• The task
Quote every entry word for word.

• Entries shown
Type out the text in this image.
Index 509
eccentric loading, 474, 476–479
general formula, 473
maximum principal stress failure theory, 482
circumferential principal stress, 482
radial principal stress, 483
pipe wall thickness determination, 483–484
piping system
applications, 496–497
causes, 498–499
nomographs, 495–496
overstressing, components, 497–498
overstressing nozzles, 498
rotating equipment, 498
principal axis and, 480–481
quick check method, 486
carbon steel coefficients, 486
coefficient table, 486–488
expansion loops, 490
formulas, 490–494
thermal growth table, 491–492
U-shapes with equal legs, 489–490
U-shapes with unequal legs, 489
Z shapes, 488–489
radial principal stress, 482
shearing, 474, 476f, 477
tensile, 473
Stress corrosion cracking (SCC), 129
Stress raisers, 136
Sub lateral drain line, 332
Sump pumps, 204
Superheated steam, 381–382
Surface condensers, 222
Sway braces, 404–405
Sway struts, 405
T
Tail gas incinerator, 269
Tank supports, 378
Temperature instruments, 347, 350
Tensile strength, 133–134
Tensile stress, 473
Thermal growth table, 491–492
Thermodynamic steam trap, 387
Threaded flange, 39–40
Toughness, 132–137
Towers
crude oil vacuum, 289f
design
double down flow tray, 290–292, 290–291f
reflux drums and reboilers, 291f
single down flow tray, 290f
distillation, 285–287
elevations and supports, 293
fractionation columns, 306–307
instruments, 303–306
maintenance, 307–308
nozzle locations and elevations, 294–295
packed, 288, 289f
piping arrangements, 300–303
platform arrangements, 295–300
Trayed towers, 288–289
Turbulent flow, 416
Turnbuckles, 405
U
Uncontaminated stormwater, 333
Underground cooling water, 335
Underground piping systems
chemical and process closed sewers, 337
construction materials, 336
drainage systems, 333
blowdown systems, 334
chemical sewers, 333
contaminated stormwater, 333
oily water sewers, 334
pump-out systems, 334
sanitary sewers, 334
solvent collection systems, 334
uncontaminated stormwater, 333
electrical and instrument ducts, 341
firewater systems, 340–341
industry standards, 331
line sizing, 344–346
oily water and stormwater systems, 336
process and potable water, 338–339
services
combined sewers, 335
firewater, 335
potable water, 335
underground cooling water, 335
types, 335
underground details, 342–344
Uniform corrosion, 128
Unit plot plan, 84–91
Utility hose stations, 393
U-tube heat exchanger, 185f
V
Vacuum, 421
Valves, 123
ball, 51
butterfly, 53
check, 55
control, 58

• Right answer
Type out the text in this image.
Index 509
eccentric loading, 474, 476–479
general formula, 473
maximum principal stress failure theory, 482
circumferential principal stress, 482
radial principal stress, 483
pipe wall thickness determination, 483–484
piping system
applications, 496–497
causes, 498–499
nomographs, 495–496
overstressing, components, 497–498
overstressing nozzles, 498
rotating equipment, 498
principal axis and, 480–481
quick check method, 486
carbon steel coefficients, 486
coefficient table, 486–488
expansion loops, 490
formulas, 490–494
thermal growth table, 491–492
U-shapes with equal legs, 489–490
U-shapes with unequal legs, 489
Z shapes, 488–489
radial principal stress, 482
shearing, 474, 476f, 477
tensile, 473
Stress corrosion cracking (SCC), 129
Stress raisers, 136
Sub lateral drain line, 332
Sump pumps, 204
Superheated steam, 381–382
Surface condensers, 222
Sway braces, 404–405
Sway struts, 405
T
Tail gas incinerator, 269
Tank supports, 378
Temperature instruments, 347, 350
Tensile strength, 133–134
Tensile stress, 473
Thermal growth table, 491–492
Thermodynamic steam trap, 387
Threaded flange, 39–40
Toughness, 132–137
Towers
crude oil vacuum, 289f
design
double down flow tray, 290–292, 290–291f
reflux drums and reboilers, 291f
single down flow tray, 290f
distillation, 285–287
elevations and supports, 293
fractionation columns, 306–307
instruments, 303–306
maintenance, 307–308
nozzle locations and elevations, 294–295
packed, 288, 289f
piping arrangements, 300–303
platform arrangements, 295–300
Trayed towers, 288–289
Turbulent flow, 416
Turnbuckles, 405
U
Uncontaminated stormwater, 333
Underground cooling water, 335
Underground piping systems
chemical and process closed sewers, 337
construction materials, 336
drainage systems, 333
blowdown systems, 334
chemical sewers, 333
contaminated stormwater, 333
oily water sewers, 334
pump-out systems, 334
sanitary sewers, 334
solvent collection systems, 334
uncontaminated stormwater, 333
electrical and instrument ducts, 341
firewater systems, 340–341
industry standards, 331
line sizing, 344–346
oily water and stormwater systems, 336
process and potable water, 338–339
services
combined sewers, 335
firewater, 335
potable water, 335
underground cooling water, 335
types, 335
underground details, 342–344
Uniform corrosion, 128
Unit plot plan, 84–91
Utility hose stations, 393
U-tube heat exchanger, 185f
V
Vacuum, 421
Valves, 123
ball, 51
butterfly, 53
check, 55
control, 58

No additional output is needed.